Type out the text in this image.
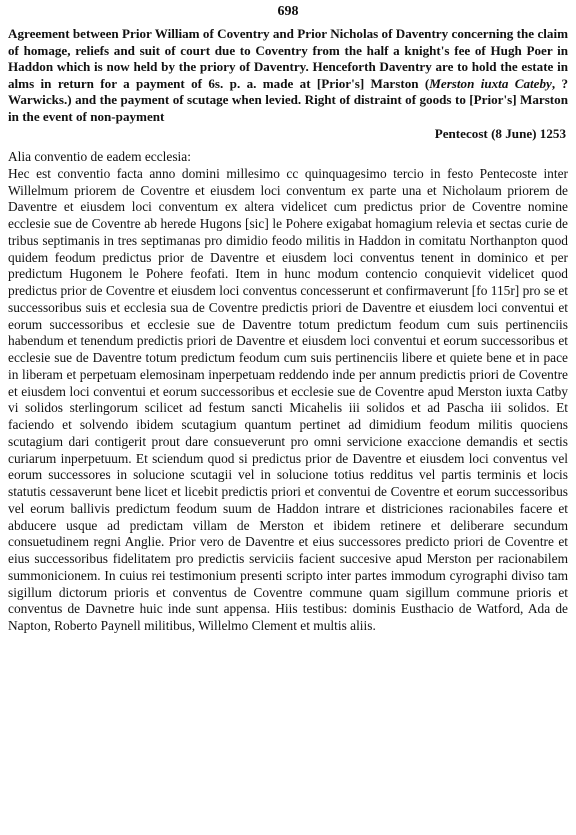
698

Agreement between Prior William of Coventry and Prior Nicholas of Daventry concerning the claim of homage, reliefs and suit of court due to Coventry from the half a knight's fee of Hugh Poer in Haddon which is now held by the priory of Daventry. Henceforth Daventry are to hold the estate in alms in return for a payment of 6s. p. a. made at [Prior's] Marston (Merston iuxta Cateby, ? Warwicks.) and the payment of scutage when levied. Right of distraint of goods to [Prior's] Marston in the event of non-payment

Pentecost (8 June) 1253

Alia conventio de eadem ecclesia:

Hec est conventio facta anno domini millesimo cc quinquagesimo tercio in festo Pentecoste inter Willelmum priorem de Coventre et eiusdem loci conventum ex parte una et Nicholaum priorem de Daventre et eiusdem loci conventum ex altera videlicet cum predictus prior de Coventre nomine ecclesie sue de Coventre ab herede Hugons [sic] le Pohere exigabat homagium relevia et sectas curie de tribus septimanis in tres septimanas pro dimidio feodo militis in Haddon in comitatu Northanpton quod quidem feodum predictus prior de Daventre et eiusdem loci conventus tenent in dominico et per predictum Hugonem le Pohere feofati. Item in hunc modum contencio conquievit videlicet quod predictus prior de Coventre et eiusdem loci conventus concesserunt et confirmaverunt [fo 115r] pro se et successoribus suis et ecclesia sua de Coventre predictis priori de Daventre et eiusdem loci conventui et eorum successoribus et ecclesie sue de Daventre totum predictum feodum cum suis pertinenciis habendum et tenendum predictis priori de Daventre et eiusdem loci conventui et eorum successoribus et ecclesie sue de Daventre totum predictum feodum cum suis pertinenciis libere et quiete bene et in pace in liberam et perpetuam elemosinam inperpetuam reddendo inde per annum predictis priori de Coventre et eiusdem loci conventui et eorum successoribus et ecclesie sue de Coventre apud Merston iuxta Catby vi solidos sterlingorum scilicet ad festum sancti Micahelis iii solidos et ad Pascha iii solidos. Et faciendo et solvendo ibidem scutagium quantum pertinet ad dimidium feodum militis quociens scutagium dari contigerit prout dare consueverunt pro omni servicione exaccione demandis et sectis curiarum inperpetuum. Et sciendum quod si predictus prior de Daventre et eiusdem loci conventus vel eorum successores in solucione scutagii vel in solucione totius redditus vel partis terminis et locis statutis cessaverunt bene licet et licebit predictis priori et conventui de Coventre et eorum successoribus vel eorum ballivis predictum feodum suum de Haddon intrare et districiones racionabiles facere et abducere usque ad predictam villam de Merston et ibidem retinere et deliberare secundum consuetudinem regni Anglie. Prior vero de Daventre et eius successores predicto priori de Coventre et eius successoribus fidelitatem pro predictis serviciis facient succesive apud Merston per racionabilem summonicionem. In cuius rei testimonium presenti scripto inter partes immodum cyrographi diviso tam sigillum dictorum prioris et conventus de Coventre commune quam sigillum commune prioris et conventus de Davnetre huic inde sunt appensa. Hiis testibus: dominis Eusthacio de Watford, Ada de Napton, Roberto Paynell militibus, Willelmo Clement et multis aliis.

________________

Prompt =>
Drop the images and quote the entries word for word.

Response to this task =>
Type out the text in this image.
698

Agreement between Prior William of Coventry and Prior Nicholas of Daventry concerning the claim of homage, reliefs and suit of court due to Coventry from the half a knight's fee of Hugh Poer in Haddon which is now held by the priory of Daventry. Henceforth Daventry are to hold the estate in alms in return for a payment of 6s. p. a. made at [Prior's] Marston (Merston iuxta Cateby, ? Warwicks.) and the payment of scutage when levied. Right of distraint of goods to [Prior's] Marston in the event of non-payment

Pentecost (8 June) 1253

Alia conventio de eadem ecclesia:

Hec est conventio facta anno domini millesimo cc quinquagesimo tercio in festo Pentecoste inter Willelmum priorem de Coventre et eiusdem loci conventum ex parte una et Nicholaum priorem de Daventre et eiusdem loci conventum ex altera videlicet cum predictus prior de Coventre nomine ecclesie sue de Coventre ab herede Hugons [sic] le Pohere exigabat homagium relevia et sectas curie de tribus septimanis in tres septimanas pro dimidio feodo militis in Haddon in comitatu Northanpton quod quidem feodum predictus prior de Daventre et eiusdem loci conventus tenent in dominico et per predictum Hugonem le Pohere feofati. Item in hunc modum contencio conquievit videlicet quod predictus prior de Coventre et eiusdem loci conventus concesserunt et confirmaverunt [fo 115r] pro se et successoribus suis et ecclesia sua de Coventre predictis priori de Daventre et eiusdem loci conventui et eorum successoribus et ecclesie sue de Daventre totum predictum feodum cum suis pertinenciis habendum et tenendum predictis priori de Daventre et eiusdem loci conventui et eorum successoribus et ecclesie sue de Daventre totum predictum feodum cum suis pertinenciis libere et quiete bene et in pace in liberam et perpetuam elemosinam inperpetuam reddendo inde per annum predictis priori de Coventre et eiusdem loci conventui et eorum successoribus et ecclesie sue de Coventre apud Merston iuxta Catby vi solidos sterlingorum scilicet ad festum sancti Micahelis iii solidos et ad Pascha iii solidos. Et faciendo et solvendo ibidem scutagium quantum pertinet ad dimidium feodum militis quociens scutagium dari contigerit prout dare consueverunt pro omni servicione exaccione demandis et sectis curiarum inperpetuum. Et sciendum quod si predictus prior de Daventre et eiusdem loci conventus vel eorum successores in solucione scutagii vel in solucione totius redditus vel partis terminis et locis statutis cessaverunt bene licet et licebit predictis priori et conventui de Coventre et eorum successoribus vel eorum ballivis predictum feodum suum de Haddon intrare et districiones racionabiles facere et abducere usque ad predictam villam de Merston et ibidem retinere et deliberare secundum consuetudinem regni Anglie. Prior vero de Daventre et eius successores predicto priori de Coventre et eius successoribus fidelitatem pro predictis serviciis facient succesive apud Merston per racionabilem summonicionem. In cuius rei testimonium presenti scripto inter partes immodum cyrographi diviso tam sigillum dictorum prioris et conventus de Coventre commune quam sigillum commune prioris et conventus de Davnetre huic inde sunt appensa. Hiis testibus: dominis Eusthacio de Watford, Ada de Napton, Roberto Paynell militibus, Willelmo Clement et multis aliis.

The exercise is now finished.